* TRAVAIL DEMANDÉ
Prolongez le texte sur l'empirisme et la subjectivité chez Deleuze en reprenant juste après sa dernière phrase.

### TEXTE À LIRE

Gilles Deleuze, Empirisme et subjectivité, p. 109.

L’essence de l’empirisme s’inscrit dans le problème de la subjectivité, insiste Deleuze dans le cinquième chapitre de son livre sur Hume. Il s’agit en somme du problème du mouvement de se développer soi-même, ce qui est le propre du sujet. Quant au contenu de la subjectivité, ce n’est que médiation et transcendance. Le mouvement de développement du sujet – le devenir autre – est d’ailleurs double. Premièrement, le sujet se dépasse à travers l’inférence et la croyance. D’où la médiation-transcendance. De fait, le sujet infère quelque chose de non donné à partir du donné : César est mort, le soleil se lèvera… Et il croit, c’est-à-dire qu’il juge et se pose comme sujet, affirmant ainsi plus qu’il ne sait; en d’autres termes, le sujet croit en présumant des pouvoirs secrets à partir d’une connexion inconnue, quoiqu’inférée. Deuxièmement, le sujet se réfléchit à travers l’invention et l’artifice. Le tout s’effectue par et dans les jugements moraux, esthétiques ou sociaux – lieu où le sujet invente en supposant des pouvoirs abstraits. Voilà donc la double puissance de la subjectivité : le sujet croit et invente – il se dépasse par la croyance en des pouvoirs secrets et se réfléchit par l’invention en s’adonnant à des pouvoirs abstraits.

######
### MATÉRIAU

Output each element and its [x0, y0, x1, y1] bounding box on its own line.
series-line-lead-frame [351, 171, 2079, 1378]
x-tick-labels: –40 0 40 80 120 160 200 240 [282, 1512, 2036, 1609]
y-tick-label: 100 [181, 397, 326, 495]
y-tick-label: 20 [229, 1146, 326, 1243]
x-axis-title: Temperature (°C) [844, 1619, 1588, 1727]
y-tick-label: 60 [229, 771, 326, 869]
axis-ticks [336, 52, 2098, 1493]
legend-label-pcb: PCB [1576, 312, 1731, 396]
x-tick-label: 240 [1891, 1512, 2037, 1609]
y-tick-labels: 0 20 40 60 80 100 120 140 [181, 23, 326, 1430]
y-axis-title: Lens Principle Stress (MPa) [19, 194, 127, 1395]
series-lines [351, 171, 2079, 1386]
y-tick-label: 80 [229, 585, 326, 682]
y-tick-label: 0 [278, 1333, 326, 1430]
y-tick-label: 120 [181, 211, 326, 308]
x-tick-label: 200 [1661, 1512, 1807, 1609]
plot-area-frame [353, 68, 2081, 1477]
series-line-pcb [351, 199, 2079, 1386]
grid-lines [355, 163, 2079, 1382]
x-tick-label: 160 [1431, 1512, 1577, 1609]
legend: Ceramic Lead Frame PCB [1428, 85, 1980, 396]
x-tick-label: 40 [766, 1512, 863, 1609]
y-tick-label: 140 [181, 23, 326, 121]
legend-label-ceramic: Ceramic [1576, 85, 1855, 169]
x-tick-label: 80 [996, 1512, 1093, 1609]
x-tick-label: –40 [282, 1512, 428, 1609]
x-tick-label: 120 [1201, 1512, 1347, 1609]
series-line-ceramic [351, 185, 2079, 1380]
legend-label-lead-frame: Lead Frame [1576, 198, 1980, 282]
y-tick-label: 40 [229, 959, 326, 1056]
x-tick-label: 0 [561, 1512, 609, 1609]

######

* RÉSULTAT CI-DESSOUS
Deleuze écrit ensuite que le sujet humien est normatif, suivant ces deux sens de la subjectivité. Il crée des normes, soit des règles générales. Les pouvoirs de la Nature ont beau échapper à sa conscience, le sujet croit en inférant, depuis une partie donnée de cette Nature, une partie non donnée. Et à partir de cette croyance, il invente en distinguant des pouvoirs et en forgeant des totalités fonctionnelles, non données dans la Nature. Est-ce à dire que le sujet constitue une synthèse du donné, à savoir un système ? C’est bien le cas chez Hume. Et pourtant, la subjectivité elle-même se constitue dans le donné. La synthèse forgée ou le système : voilà donc le sujet constitué! Il s’ensuit que ce n’est pas à un sujet que le donné est donné, le sujet étant possible grâce à ce donné. D’ailleurs, un tel donné n’est autre que le flux du sensible. Une collection d’impressions et d’images – bref, l’ensemble des perceptions. Et c’est à partir de cet ensemble que le sujet se constitue, suivant le double mouvement : croyance et invention. Or, le donné comme tel est dénué de toute identité, de toute loi. Il apparaît, se meut, change, sans plus… Il serait donc absurde de considérer le sujet identitaire comme donné, son origine étant dénuée d’identité. Il ne peut qu’être construit. Ce problème empirique est d’ailleurs, au regard de Deleuze, le grand mérite de Hume.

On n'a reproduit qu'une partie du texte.